• _Extracted records_:
## Begin
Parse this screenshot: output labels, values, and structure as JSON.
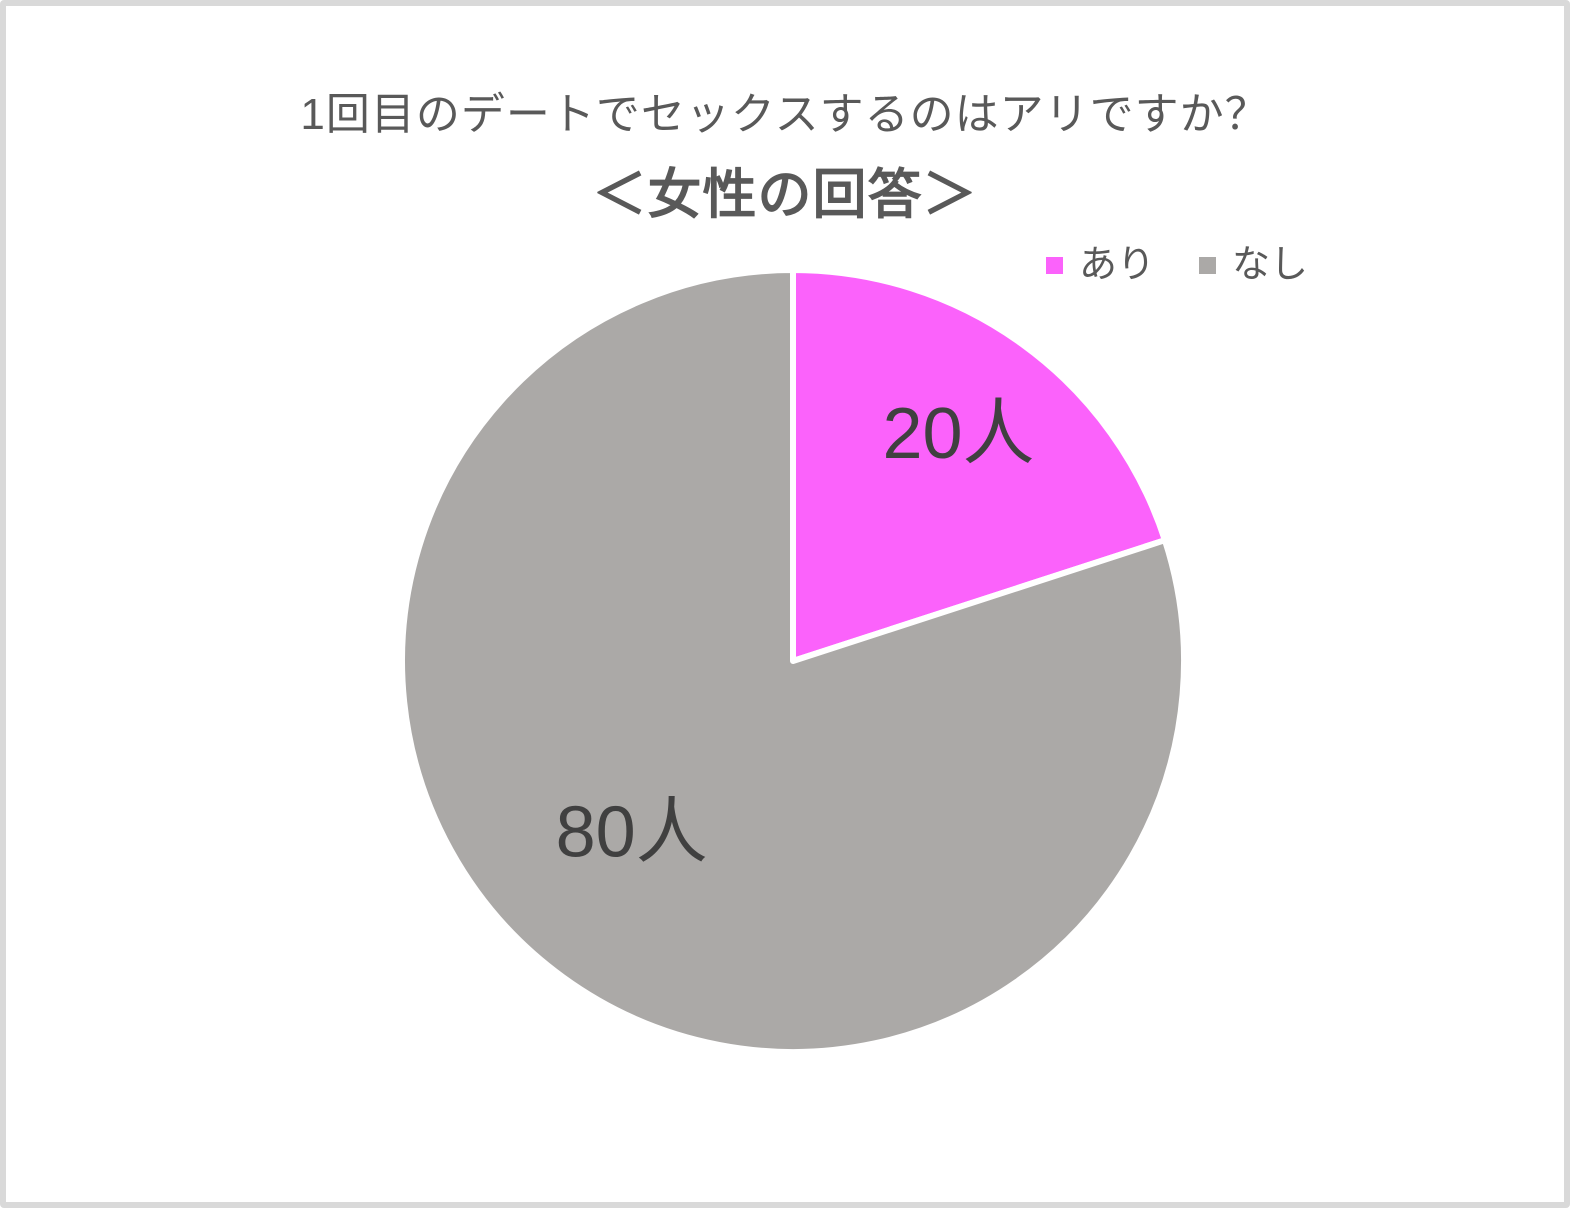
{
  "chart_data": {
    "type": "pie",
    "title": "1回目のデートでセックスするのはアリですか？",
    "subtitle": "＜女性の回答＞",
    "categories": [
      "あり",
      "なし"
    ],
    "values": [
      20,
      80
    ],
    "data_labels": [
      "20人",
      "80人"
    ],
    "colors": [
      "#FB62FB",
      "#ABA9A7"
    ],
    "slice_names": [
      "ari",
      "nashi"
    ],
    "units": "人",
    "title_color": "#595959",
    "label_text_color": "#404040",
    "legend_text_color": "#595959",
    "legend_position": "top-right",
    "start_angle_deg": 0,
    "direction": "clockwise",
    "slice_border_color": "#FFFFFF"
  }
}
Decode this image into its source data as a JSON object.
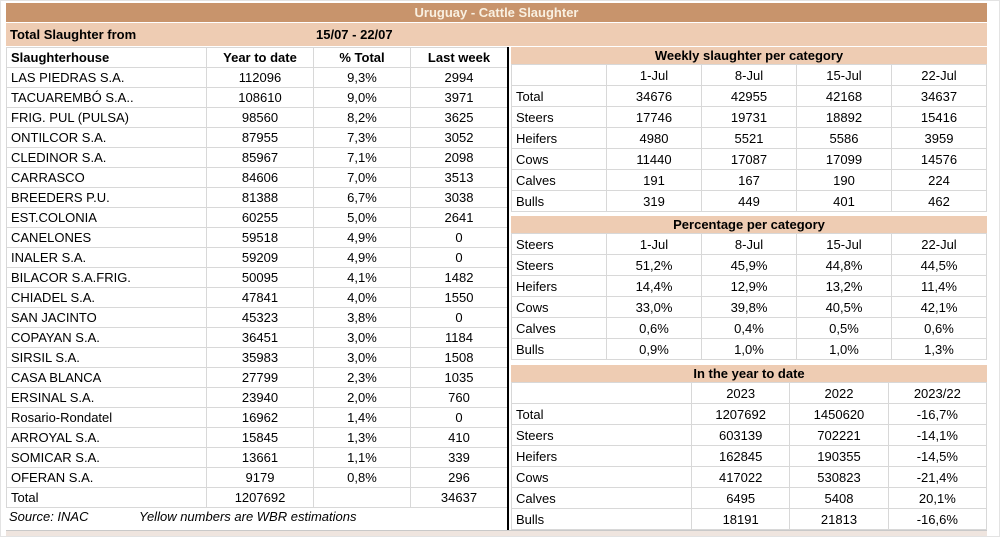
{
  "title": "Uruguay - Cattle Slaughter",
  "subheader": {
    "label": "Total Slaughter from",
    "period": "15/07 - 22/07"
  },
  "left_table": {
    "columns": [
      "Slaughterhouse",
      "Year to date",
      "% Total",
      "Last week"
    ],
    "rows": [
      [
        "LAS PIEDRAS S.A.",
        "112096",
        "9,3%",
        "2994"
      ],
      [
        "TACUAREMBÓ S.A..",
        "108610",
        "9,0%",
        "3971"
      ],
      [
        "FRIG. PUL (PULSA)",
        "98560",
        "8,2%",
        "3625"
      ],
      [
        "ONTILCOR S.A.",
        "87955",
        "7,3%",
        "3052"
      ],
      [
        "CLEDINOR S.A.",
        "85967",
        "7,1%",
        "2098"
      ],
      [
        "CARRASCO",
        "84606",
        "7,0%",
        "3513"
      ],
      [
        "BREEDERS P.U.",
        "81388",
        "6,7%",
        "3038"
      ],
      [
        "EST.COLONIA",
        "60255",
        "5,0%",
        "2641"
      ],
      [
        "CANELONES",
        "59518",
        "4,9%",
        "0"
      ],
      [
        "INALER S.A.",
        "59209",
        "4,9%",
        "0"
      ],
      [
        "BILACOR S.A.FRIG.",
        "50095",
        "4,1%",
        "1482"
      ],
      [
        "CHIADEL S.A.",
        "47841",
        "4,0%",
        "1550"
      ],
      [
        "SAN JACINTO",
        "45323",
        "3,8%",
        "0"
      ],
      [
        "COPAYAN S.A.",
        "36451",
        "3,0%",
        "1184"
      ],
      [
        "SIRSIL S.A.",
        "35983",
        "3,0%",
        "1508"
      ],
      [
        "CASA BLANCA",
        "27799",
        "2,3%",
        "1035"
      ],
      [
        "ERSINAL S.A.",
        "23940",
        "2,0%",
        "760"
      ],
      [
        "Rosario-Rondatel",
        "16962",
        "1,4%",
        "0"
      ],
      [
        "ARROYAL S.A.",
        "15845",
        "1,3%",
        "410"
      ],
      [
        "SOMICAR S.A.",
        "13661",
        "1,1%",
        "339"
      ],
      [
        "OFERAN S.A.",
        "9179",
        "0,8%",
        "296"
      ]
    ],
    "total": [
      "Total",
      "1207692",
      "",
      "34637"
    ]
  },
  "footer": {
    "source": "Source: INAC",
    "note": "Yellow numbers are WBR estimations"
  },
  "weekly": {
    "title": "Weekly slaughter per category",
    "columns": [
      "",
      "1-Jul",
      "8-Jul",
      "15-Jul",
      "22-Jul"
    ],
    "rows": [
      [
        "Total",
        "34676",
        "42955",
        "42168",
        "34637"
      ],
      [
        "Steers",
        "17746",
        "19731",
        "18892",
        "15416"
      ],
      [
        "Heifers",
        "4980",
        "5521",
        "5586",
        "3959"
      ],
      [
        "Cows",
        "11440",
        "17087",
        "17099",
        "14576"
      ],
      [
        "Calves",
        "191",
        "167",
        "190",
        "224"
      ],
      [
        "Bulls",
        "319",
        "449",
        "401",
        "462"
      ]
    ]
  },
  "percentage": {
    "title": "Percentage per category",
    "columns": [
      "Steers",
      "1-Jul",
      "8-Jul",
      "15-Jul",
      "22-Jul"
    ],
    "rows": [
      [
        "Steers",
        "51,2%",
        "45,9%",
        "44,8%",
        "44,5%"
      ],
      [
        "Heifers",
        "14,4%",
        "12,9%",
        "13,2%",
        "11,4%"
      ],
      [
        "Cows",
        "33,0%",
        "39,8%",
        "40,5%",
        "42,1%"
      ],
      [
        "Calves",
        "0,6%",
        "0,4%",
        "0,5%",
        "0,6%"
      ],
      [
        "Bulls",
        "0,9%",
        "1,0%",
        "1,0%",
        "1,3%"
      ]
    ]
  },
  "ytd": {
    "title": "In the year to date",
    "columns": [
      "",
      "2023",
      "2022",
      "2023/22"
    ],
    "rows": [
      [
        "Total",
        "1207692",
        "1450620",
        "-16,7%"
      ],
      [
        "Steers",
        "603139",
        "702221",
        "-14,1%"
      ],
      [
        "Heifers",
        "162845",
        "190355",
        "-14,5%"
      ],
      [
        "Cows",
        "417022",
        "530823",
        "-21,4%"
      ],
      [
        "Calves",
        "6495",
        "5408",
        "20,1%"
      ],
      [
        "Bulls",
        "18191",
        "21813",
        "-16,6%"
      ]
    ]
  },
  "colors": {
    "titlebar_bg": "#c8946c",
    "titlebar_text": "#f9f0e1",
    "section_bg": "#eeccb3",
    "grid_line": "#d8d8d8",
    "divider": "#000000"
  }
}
## End
• _WHAT YOU HAVE TO DO_: Transcribe each entry above exactly, apart from the pictures.

• _ANSWER TO THE PROBLEM_:
Parse this screenshot: output labels, values, and structure as JSON.
{
  "chart_data": {
    "type": "pie",
    "title": "1回目のデートでセックスするのはアリですか？",
    "subtitle": "＜女性の回答＞",
    "categories": [
      "あり",
      "なし"
    ],
    "values": [
      20,
      80
    ],
    "data_labels": [
      "20人",
      "80人"
    ],
    "colors": [
      "#FB62FB",
      "#ABA9A7"
    ],
    "slice_names": [
      "ari",
      "nashi"
    ],
    "units": "人",
    "title_color": "#595959",
    "label_text_color": "#404040",
    "legend_text_color": "#595959",
    "legend_position": "top-right",
    "start_angle_deg": 0,
    "direction": "clockwise",
    "slice_border_color": "#FFFFFF"
  }
}
Decode this image into its source data as a JSON object.
{
  "title": "Uruguay - Cattle Slaughter",
  "subheader": {
    "label": "Total Slaughter from",
    "period": "15/07 - 22/07"
  },
  "left_table": {
    "columns": [
      "Slaughterhouse",
      "Year to date",
      "% Total",
      "Last week"
    ],
    "rows": [
      [
        "LAS PIEDRAS S.A.",
        "112096",
        "9,3%",
        "2994"
      ],
      [
        "TACUAREMBÓ S.A..",
        "108610",
        "9,0%",
        "3971"
      ],
      [
        "FRIG. PUL (PULSA)",
        "98560",
        "8,2%",
        "3625"
      ],
      [
        "ONTILCOR S.A.",
        "87955",
        "7,3%",
        "3052"
      ],
      [
        "CLEDINOR S.A.",
        "85967",
        "7,1%",
        "2098"
      ],
      [
        "CARRASCO",
        "84606",
        "7,0%",
        "3513"
      ],
      [
        "BREEDERS P.U.",
        "81388",
        "6,7%",
        "3038"
      ],
      [
        "EST.COLONIA",
        "60255",
        "5,0%",
        "2641"
      ],
      [
        "CANELONES",
        "59518",
        "4,9%",
        "0"
      ],
      [
        "INALER S.A.",
        "59209",
        "4,9%",
        "0"
      ],
      [
        "BILACOR S.A.FRIG.",
        "50095",
        "4,1%",
        "1482"
      ],
      [
        "CHIADEL S.A.",
        "47841",
        "4,0%",
        "1550"
      ],
      [
        "SAN JACINTO",
        "45323",
        "3,8%",
        "0"
      ],
      [
        "COPAYAN S.A.",
        "36451",
        "3,0%",
        "1184"
      ],
      [
        "SIRSIL S.A.",
        "35983",
        "3,0%",
        "1508"
      ],
      [
        "CASA BLANCA",
        "27799",
        "2,3%",
        "1035"
      ],
      [
        "ERSINAL S.A.",
        "23940",
        "2,0%",
        "760"
      ],
      [
        "Rosario-Rondatel",
        "16962",
        "1,4%",
        "0"
      ],
      [
        "ARROYAL S.A.",
        "15845",
        "1,3%",
        "410"
      ],
      [
        "SOMICAR S.A.",
        "13661",
        "1,1%",
        "339"
      ],
      [
        "OFERAN S.A.",
        "9179",
        "0,8%",
        "296"
      ]
    ],
    "total": [
      "Total",
      "1207692",
      "",
      "34637"
    ]
  },
  "footer": {
    "source": "Source: INAC",
    "note": "Yellow numbers are WBR estimations"
  },
  "weekly": {
    "title": "Weekly slaughter per category",
    "columns": [
      "",
      "1-Jul",
      "8-Jul",
      "15-Jul",
      "22-Jul"
    ],
    "rows": [
      [
        "Total",
        "34676",
        "42955",
        "42168",
        "34637"
      ],
      [
        "Steers",
        "17746",
        "19731",
        "18892",
        "15416"
      ],
      [
        "Heifers",
        "4980",
        "5521",
        "5586",
        "3959"
      ],
      [
        "Cows",
        "11440",
        "17087",
        "17099",
        "14576"
      ],
      [
        "Calves",
        "191",
        "167",
        "190",
        "224"
      ],
      [
        "Bulls",
        "319",
        "449",
        "401",
        "462"
      ]
    ]
  },
  "percentage": {
    "title": "Percentage per category",
    "columns": [
      "Steers",
      "1-Jul",
      "8-Jul",
      "15-Jul",
      "22-Jul"
    ],
    "rows": [
      [
        "Steers",
        "51,2%",
        "45,9%",
        "44,8%",
        "44,5%"
      ],
      [
        "Heifers",
        "14,4%",
        "12,9%",
        "13,2%",
        "11,4%"
      ],
      [
        "Cows",
        "33,0%",
        "39,8%",
        "40,5%",
        "42,1%"
      ],
      [
        "Calves",
        "0,6%",
        "0,4%",
        "0,5%",
        "0,6%"
      ],
      [
        "Bulls",
        "0,9%",
        "1,0%",
        "1,0%",
        "1,3%"
      ]
    ]
  },
  "ytd": {
    "title": "In the year to date",
    "columns": [
      "",
      "2023",
      "2022",
      "2023/22"
    ],
    "rows": [
      [
        "Total",
        "1207692",
        "1450620",
        "-16,7%"
      ],
      [
        "Steers",
        "603139",
        "702221",
        "-14,1%"
      ],
      [
        "Heifers",
        "162845",
        "190355",
        "-14,5%"
      ],
      [
        "Cows",
        "417022",
        "530823",
        "-21,4%"
      ],
      [
        "Calves",
        "6495",
        "5408",
        "20,1%"
      ],
      [
        "Bulls",
        "18191",
        "21813",
        "-16,6%"
      ]
    ]
  },
  "colors": {
    "titlebar_bg": "#c8946c",
    "titlebar_text": "#f9f0e1",
    "section_bg": "#eeccb3",
    "grid_line": "#d8d8d8",
    "divider": "#000000"
  }
}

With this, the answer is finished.